▶ _What to do_:
Taking the listing below line by line, tally those that contain the string "Medical". Give the total alone.

------

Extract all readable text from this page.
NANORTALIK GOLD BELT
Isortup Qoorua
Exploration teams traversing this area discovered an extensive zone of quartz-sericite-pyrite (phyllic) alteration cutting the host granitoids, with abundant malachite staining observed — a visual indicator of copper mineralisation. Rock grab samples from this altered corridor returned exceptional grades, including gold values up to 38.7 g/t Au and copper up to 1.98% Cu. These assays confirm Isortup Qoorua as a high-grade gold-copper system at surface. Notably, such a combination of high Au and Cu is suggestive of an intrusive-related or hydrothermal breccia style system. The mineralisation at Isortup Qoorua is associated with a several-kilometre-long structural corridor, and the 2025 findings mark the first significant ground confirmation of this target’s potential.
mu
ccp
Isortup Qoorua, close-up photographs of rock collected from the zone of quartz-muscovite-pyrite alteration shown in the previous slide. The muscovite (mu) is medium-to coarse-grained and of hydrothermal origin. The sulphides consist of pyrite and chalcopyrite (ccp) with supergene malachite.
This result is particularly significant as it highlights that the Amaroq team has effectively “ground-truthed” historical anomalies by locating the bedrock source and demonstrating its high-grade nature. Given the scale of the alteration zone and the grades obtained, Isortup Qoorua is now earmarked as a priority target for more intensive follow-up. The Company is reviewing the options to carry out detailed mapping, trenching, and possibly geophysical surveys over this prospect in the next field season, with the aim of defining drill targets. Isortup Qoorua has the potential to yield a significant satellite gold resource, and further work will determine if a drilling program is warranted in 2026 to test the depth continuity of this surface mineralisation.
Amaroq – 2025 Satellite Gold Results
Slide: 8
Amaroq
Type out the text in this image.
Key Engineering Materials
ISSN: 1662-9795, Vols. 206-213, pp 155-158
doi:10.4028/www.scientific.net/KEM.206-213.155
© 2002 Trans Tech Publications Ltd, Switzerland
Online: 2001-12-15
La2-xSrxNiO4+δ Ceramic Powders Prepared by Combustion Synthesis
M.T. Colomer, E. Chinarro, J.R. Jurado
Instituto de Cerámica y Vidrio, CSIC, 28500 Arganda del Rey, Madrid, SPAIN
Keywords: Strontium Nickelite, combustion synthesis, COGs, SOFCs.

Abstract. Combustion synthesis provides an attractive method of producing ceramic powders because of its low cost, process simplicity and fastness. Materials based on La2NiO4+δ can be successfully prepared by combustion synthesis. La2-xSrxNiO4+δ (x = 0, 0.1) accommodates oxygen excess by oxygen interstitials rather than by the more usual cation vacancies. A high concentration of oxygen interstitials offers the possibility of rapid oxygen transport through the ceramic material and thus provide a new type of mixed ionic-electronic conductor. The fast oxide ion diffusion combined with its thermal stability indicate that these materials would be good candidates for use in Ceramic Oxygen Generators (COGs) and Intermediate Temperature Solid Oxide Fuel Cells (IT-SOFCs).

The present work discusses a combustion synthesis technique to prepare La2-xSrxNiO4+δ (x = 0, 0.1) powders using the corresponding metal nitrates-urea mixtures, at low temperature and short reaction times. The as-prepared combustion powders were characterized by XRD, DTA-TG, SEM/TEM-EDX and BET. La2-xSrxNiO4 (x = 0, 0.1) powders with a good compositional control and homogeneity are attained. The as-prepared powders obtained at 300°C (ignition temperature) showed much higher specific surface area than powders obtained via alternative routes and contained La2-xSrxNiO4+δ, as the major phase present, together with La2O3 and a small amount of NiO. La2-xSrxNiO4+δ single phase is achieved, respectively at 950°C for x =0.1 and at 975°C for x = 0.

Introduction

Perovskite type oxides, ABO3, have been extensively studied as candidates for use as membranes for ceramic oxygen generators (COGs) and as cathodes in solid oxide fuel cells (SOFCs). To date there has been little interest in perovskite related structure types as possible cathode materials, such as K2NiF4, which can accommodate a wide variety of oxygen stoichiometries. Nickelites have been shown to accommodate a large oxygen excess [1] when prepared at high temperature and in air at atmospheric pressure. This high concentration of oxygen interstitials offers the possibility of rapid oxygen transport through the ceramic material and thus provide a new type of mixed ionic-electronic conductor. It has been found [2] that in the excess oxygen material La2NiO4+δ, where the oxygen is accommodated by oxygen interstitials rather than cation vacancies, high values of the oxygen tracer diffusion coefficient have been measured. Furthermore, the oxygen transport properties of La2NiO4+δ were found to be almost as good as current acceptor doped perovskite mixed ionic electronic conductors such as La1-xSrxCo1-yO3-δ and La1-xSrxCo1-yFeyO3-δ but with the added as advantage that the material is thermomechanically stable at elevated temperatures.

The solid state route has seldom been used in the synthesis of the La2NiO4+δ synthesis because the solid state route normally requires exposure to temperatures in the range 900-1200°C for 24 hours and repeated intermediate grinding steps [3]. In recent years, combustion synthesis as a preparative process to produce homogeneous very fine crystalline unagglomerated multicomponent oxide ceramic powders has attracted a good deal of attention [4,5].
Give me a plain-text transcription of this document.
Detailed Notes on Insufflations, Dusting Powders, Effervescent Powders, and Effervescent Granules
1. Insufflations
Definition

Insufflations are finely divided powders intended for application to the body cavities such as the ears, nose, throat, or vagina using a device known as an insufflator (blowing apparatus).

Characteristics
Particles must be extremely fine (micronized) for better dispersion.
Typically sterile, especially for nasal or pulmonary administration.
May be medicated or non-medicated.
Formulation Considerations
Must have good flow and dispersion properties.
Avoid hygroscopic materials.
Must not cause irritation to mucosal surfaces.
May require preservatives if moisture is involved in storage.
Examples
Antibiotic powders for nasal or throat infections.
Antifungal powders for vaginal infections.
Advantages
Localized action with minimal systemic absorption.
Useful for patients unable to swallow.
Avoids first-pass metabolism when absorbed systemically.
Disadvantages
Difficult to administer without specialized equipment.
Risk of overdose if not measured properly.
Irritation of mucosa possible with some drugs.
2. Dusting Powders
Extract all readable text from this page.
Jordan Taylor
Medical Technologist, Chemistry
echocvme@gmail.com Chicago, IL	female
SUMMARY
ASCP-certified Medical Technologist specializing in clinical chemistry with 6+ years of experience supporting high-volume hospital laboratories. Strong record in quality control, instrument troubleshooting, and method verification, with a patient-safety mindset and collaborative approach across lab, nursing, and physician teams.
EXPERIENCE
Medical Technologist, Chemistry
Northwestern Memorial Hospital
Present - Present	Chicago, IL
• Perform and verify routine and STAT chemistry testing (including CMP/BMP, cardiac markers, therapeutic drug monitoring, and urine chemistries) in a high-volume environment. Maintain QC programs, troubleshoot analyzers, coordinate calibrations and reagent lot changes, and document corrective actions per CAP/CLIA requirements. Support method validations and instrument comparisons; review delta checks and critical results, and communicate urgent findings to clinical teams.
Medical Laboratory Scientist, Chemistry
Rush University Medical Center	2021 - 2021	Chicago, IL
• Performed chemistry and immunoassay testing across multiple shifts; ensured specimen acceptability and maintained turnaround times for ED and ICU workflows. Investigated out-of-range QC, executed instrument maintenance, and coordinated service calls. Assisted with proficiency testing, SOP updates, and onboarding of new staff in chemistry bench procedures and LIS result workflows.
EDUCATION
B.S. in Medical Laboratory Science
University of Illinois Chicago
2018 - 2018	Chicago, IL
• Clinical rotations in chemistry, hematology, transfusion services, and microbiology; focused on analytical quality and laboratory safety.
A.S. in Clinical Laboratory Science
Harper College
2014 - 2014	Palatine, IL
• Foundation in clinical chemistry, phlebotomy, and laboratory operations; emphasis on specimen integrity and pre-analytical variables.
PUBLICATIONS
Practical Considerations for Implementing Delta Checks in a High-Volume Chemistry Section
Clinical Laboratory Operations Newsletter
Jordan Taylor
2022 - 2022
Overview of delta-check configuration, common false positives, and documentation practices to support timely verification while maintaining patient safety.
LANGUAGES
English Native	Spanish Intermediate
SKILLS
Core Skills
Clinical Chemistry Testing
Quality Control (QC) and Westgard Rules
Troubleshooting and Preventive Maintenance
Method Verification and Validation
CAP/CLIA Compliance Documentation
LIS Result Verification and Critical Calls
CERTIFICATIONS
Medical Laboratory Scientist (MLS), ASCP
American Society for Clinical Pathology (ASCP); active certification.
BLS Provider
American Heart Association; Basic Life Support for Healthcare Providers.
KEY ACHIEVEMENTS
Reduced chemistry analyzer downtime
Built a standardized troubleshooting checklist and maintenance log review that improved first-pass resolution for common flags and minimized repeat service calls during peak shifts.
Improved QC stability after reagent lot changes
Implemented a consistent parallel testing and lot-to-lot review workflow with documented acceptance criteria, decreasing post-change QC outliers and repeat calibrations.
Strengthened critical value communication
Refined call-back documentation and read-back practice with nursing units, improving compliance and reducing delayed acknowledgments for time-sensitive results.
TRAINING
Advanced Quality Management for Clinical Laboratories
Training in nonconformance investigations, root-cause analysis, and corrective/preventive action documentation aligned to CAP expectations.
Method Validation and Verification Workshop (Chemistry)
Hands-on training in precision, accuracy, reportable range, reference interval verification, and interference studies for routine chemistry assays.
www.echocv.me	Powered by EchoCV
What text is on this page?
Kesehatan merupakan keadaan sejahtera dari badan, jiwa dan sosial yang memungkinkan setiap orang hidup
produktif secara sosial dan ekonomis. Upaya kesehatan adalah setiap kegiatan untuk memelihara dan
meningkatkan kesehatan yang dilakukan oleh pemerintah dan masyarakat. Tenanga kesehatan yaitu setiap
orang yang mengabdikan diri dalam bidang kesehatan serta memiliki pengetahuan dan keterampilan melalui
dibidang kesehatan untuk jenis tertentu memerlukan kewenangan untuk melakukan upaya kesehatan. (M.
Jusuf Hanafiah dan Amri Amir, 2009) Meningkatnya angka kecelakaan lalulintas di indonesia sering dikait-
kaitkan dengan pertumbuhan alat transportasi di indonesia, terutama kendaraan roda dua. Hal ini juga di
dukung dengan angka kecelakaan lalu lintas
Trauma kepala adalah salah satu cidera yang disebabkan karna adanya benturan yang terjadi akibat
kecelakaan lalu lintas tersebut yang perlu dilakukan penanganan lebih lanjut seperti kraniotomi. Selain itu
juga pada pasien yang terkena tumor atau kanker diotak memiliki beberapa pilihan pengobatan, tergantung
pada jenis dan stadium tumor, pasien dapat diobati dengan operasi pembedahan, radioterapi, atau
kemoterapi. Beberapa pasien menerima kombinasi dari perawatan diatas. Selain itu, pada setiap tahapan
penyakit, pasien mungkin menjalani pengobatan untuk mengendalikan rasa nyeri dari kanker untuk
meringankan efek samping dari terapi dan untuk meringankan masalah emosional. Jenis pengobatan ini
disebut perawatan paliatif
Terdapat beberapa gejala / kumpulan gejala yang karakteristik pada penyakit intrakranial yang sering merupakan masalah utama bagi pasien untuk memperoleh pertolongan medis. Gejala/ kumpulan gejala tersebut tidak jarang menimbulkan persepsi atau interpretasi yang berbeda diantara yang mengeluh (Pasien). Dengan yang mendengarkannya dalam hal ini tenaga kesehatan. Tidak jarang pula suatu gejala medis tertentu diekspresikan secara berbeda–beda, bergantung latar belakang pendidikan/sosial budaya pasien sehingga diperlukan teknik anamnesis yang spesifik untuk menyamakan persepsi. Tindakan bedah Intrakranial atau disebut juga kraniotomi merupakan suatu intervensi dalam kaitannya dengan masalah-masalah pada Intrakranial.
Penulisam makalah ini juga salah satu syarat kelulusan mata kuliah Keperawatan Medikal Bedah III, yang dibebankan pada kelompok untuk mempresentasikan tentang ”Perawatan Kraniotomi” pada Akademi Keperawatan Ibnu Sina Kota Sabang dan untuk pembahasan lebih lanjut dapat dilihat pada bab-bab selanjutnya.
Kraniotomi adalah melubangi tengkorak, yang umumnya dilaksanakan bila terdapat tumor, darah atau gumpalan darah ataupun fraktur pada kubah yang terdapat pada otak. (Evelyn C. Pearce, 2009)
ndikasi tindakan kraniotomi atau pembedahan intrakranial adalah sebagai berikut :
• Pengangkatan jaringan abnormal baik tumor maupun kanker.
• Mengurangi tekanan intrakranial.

------

▶ _Solved problem_:
7